▶ _MATERIAL FOR THE TASK_:

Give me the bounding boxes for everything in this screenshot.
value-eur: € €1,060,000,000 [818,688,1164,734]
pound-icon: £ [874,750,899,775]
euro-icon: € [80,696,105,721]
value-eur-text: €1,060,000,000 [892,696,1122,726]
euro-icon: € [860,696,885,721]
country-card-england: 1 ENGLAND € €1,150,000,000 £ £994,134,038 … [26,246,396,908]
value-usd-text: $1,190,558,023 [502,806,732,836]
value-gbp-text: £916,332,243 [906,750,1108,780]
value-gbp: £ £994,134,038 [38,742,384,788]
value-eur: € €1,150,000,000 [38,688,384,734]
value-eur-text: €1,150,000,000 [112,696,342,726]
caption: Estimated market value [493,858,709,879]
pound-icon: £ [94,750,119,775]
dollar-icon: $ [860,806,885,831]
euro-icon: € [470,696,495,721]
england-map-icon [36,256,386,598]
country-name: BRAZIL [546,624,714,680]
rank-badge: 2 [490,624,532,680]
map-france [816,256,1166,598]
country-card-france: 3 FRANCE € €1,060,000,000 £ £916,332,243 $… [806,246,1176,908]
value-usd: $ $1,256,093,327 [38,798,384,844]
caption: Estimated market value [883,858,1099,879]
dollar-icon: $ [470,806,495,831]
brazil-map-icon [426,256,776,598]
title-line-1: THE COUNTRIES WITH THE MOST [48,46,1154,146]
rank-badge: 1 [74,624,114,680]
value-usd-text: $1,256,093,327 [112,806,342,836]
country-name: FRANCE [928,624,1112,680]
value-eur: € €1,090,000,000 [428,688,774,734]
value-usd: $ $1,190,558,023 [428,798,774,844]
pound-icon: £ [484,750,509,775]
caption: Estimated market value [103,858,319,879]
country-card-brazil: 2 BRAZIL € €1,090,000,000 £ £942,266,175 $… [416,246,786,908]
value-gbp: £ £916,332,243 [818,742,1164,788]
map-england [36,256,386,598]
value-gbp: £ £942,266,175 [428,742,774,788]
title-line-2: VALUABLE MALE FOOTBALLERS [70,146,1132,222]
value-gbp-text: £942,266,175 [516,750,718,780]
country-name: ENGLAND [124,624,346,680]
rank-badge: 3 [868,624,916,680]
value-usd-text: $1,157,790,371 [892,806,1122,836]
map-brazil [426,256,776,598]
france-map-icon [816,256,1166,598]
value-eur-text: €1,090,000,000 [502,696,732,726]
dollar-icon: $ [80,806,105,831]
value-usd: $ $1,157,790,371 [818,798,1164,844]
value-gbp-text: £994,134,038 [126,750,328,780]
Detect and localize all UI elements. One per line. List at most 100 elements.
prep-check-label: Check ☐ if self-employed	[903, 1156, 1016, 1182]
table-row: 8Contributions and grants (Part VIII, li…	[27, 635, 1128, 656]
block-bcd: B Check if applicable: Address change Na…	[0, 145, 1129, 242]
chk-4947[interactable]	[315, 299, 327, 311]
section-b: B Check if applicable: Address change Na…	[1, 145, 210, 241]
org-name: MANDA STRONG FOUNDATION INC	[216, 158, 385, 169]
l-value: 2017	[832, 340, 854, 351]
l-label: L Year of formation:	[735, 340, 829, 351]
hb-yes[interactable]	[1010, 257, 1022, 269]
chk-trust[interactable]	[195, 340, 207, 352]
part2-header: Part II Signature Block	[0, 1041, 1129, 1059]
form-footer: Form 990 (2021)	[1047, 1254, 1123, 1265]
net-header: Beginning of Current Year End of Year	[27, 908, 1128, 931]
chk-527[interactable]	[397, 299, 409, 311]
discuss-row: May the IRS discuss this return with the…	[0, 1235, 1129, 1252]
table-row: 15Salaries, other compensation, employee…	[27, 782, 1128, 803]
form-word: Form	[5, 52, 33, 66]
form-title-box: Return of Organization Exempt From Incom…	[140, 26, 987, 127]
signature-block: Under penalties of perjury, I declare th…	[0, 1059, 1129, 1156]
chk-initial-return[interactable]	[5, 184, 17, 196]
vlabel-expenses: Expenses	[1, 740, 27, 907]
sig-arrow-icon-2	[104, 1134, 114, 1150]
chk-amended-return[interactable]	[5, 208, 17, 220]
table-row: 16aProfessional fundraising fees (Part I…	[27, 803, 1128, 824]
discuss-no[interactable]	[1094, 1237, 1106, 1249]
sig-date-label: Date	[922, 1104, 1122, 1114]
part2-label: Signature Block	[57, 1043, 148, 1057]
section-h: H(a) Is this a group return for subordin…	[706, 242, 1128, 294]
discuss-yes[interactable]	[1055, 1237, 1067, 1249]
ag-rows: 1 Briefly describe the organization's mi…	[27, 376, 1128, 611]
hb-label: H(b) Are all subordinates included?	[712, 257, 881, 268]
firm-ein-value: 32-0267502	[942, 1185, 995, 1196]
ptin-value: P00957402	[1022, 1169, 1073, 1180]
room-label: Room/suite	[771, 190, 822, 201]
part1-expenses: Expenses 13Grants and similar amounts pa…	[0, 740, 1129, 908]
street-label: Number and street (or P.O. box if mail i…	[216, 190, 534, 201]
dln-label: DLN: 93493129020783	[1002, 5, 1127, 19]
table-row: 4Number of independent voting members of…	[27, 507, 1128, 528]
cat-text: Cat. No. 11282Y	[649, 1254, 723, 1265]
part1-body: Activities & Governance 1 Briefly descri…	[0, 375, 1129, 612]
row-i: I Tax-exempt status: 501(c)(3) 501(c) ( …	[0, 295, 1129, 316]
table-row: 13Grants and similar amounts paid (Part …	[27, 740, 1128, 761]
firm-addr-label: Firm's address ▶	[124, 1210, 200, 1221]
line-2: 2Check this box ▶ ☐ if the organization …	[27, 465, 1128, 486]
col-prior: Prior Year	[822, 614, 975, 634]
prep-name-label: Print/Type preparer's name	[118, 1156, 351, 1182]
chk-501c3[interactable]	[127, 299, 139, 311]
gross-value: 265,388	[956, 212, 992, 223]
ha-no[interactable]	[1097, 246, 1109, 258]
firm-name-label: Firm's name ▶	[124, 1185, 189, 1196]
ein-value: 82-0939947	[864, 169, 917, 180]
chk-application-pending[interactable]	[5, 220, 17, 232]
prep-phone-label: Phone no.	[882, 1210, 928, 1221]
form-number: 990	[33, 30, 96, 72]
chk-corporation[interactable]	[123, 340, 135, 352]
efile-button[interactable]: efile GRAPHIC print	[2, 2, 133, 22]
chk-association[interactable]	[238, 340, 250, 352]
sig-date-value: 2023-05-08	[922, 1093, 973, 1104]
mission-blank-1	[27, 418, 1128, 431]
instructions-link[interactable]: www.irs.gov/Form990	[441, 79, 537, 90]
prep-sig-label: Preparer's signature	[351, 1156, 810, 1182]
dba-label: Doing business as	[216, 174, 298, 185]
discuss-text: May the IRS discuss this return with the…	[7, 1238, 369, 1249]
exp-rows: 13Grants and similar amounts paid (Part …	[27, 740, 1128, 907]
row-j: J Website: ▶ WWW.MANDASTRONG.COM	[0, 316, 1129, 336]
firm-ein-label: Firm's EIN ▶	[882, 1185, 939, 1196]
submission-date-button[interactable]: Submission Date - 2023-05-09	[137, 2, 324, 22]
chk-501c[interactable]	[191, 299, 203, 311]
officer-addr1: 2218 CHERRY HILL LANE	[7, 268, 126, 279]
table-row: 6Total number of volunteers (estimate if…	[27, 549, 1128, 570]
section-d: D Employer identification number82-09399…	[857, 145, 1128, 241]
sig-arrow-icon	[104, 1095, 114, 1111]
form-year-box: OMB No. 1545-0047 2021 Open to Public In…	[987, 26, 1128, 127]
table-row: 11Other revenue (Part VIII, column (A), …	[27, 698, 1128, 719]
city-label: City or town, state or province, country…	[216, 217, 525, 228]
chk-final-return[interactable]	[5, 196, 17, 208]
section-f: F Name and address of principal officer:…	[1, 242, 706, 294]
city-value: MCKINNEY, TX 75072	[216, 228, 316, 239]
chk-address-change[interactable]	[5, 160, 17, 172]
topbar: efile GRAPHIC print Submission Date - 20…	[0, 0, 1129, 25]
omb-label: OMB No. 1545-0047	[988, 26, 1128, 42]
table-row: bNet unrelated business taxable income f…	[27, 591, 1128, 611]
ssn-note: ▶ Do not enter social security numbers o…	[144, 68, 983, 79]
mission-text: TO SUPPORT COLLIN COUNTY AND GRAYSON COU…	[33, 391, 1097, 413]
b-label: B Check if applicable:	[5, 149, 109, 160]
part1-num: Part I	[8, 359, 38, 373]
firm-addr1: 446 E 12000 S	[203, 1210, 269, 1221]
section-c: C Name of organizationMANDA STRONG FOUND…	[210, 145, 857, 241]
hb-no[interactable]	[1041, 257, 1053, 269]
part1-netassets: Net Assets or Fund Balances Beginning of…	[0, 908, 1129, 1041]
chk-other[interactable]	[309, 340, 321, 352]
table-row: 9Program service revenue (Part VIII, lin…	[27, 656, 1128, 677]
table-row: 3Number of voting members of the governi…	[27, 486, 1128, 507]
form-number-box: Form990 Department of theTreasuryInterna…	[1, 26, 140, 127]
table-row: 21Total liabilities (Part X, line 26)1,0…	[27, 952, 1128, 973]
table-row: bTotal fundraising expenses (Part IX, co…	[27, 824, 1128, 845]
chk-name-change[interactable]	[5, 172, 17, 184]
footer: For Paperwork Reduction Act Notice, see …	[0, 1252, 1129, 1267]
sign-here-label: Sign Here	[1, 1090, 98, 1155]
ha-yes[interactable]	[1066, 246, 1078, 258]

▶ _WHAT IS EXPECTED_: Please substitute "euro-symbol" for "euro-icon" in the stretch of lines from the start through the line containing "value-usd-text: $1,190,558,023 [502,806,732,836]", and give those lines again with nothing else changed.

▶ _OUTPUT OF THE TASK_:
Give me the bounding boxes for everything in this screenshot.
value-eur: € €1,060,000,000 [818,688,1164,734]
pound-icon: £ [874,750,899,775]
euro-symbol: € [80,696,105,721]
value-eur-text: €1,060,000,000 [892,696,1122,726]
euro-symbol: € [860,696,885,721]
country-card-england: 1 ENGLAND € €1,150,000,000 £ £994,134,038 … [26,246,396,908]
value-usd-text: $1,190,558,023 [502,806,732,836]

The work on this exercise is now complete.